··· Task input ···

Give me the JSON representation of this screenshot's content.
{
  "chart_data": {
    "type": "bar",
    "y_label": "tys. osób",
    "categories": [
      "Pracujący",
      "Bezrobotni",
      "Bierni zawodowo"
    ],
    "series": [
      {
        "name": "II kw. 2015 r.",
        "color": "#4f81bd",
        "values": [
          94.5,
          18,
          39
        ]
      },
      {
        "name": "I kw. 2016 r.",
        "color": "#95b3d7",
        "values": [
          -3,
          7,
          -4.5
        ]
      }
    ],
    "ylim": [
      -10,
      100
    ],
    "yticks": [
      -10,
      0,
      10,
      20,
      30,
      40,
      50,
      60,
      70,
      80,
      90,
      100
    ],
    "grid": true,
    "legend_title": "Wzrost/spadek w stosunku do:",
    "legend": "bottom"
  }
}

···

Work instructions: Output the full listing exactly as it stands.

Result for this task:
Give me the JSON representation of this screenshot's content.
{
  "chart_data": {
    "type": "bar",
    "y_label": "tys. osób",
    "categories": [
      "Pracujący",
      "Bezrobotni",
      "Bierni zawodowo"
    ],
    "series": [
      {
        "name": "II kw. 2015 r.",
        "color": "#4f81bd",
        "values": [
          94.5,
          18,
          39
        ]
      },
      {
        "name": "I kw. 2016 r.",
        "color": "#95b3d7",
        "values": [
          -3,
          7,
          -4.5
        ]
      }
    ],
    "ylim": [
      -10,
      100
    ],
    "yticks": [
      -10,
      0,
      10,
      20,
      30,
      40,
      50,
      60,
      70,
      80,
      90,
      100
    ],
    "grid": true,
    "legend_title": "Wzrost/spadek w stosunku do:",
    "legend": "bottom"
  }
}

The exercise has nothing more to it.